Input ::
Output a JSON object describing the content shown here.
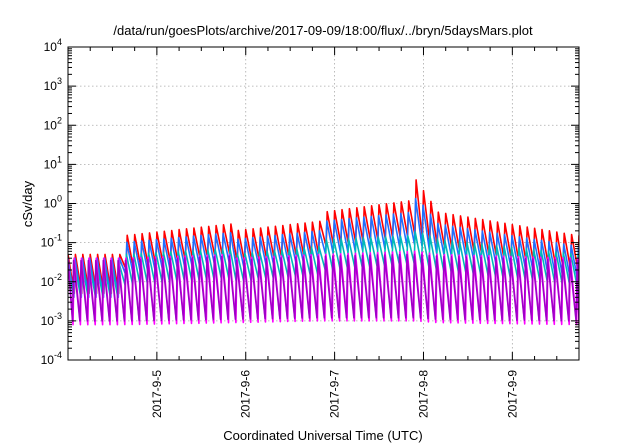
{
  "chart_data": {
    "type": "line",
    "title": "/data/run/goesPlots/archive/2017-09-09/18:00/flux/../bryn/5daysMars.plot",
    "xlabel": "Coordinated Universal Time (UTC)",
    "ylabel": "cSv/day",
    "y_scale": "log",
    "ylim": [
      0.0001,
      10000
    ],
    "xlim": [
      "2017-09-04 00:00",
      "2017-09-09 18:00"
    ],
    "grid": true,
    "legend": "none",
    "x_ticks": [
      "2017-9-5",
      "2017-9-6",
      "2017-9-7",
      "2017-9-8",
      "2017-9-9"
    ],
    "y_ticks": [
      {
        "base": "10",
        "exp": "-4"
      },
      {
        "base": "10",
        "exp": "-3"
      },
      {
        "base": "10",
        "exp": "-2"
      },
      {
        "base": "10",
        "exp": "-1"
      },
      {
        "base": "10",
        "exp": "0"
      },
      {
        "base": "10",
        "exp": "1"
      },
      {
        "base": "10",
        "exp": "2"
      },
      {
        "base": "10",
        "exp": "3"
      },
      {
        "base": "10",
        "exp": "4"
      }
    ],
    "sawtooth_period_hours": 2.0,
    "series": [
      {
        "color": "#ff0000",
        "envelope_hours": [
          0,
          14,
          15,
          44,
          45,
          68,
          69,
          93,
          94,
          100,
          138
        ],
        "peaks": [
          0.05,
          0.05,
          0.15,
          0.3,
          0.2,
          0.35,
          0.6,
          1.2,
          4.0,
          0.6,
          0.15
        ],
        "troughs": [
          0.005,
          0.005,
          0.02,
          0.05,
          0.03,
          0.05,
          0.08,
          0.15,
          0.15,
          0.08,
          0.02
        ]
      },
      {
        "color": "#1f6fff",
        "envelope_hours": [
          0,
          14,
          15,
          44,
          45,
          68,
          69,
          93,
          94,
          100,
          138
        ],
        "peaks": [
          0.04,
          0.04,
          0.1,
          0.18,
          0.12,
          0.2,
          0.35,
          0.6,
          1.5,
          0.3,
          0.08
        ],
        "troughs": [
          0.004,
          0.004,
          0.015,
          0.03,
          0.02,
          0.035,
          0.05,
          0.08,
          0.1,
          0.05,
          0.012
        ]
      },
      {
        "color": "#00b9b9",
        "envelope_hours": [
          0,
          14,
          15,
          44,
          45,
          68,
          69,
          93,
          94,
          100,
          138
        ],
        "peaks": [
          0.03,
          0.03,
          0.05,
          0.07,
          0.05,
          0.08,
          0.12,
          0.15,
          0.2,
          0.12,
          0.05
        ],
        "troughs": [
          0.004,
          0.004,
          0.008,
          0.012,
          0.01,
          0.015,
          0.02,
          0.03,
          0.03,
          0.02,
          0.008
        ]
      },
      {
        "color": "#ff00ff",
        "envelope_hours": [
          0,
          14,
          15,
          44,
          45,
          68,
          69,
          93,
          94,
          100,
          138
        ],
        "peaks": [
          0.04,
          0.04,
          0.04,
          0.05,
          0.04,
          0.05,
          0.05,
          0.06,
          0.06,
          0.05,
          0.04
        ],
        "troughs": [
          0.0008,
          0.0008,
          0.0008,
          0.0009,
          0.0009,
          0.001,
          0.001,
          0.001,
          0.001,
          0.0009,
          0.0008
        ]
      },
      {
        "color": "#a000c8",
        "envelope_hours": [
          0,
          14,
          15,
          44,
          45,
          68,
          69,
          93,
          94,
          100,
          138
        ],
        "peaks": [
          0.035,
          0.035,
          0.035,
          0.045,
          0.035,
          0.045,
          0.045,
          0.05,
          0.05,
          0.045,
          0.035
        ],
        "troughs": [
          0.001,
          0.001,
          0.001,
          0.0011,
          0.0011,
          0.0012,
          0.0012,
          0.0012,
          0.0012,
          0.0011,
          0.001
        ]
      }
    ]
  }
}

Challenge ::
Look through the entries above for the word "color". Copy every line where it shows up.

Expected answer ::
        "color": "#ff0000",
        "color": "#1f6fff",
        "color": "#00b9b9",
        "color": "#ff00ff",
        "color": "#a000c8",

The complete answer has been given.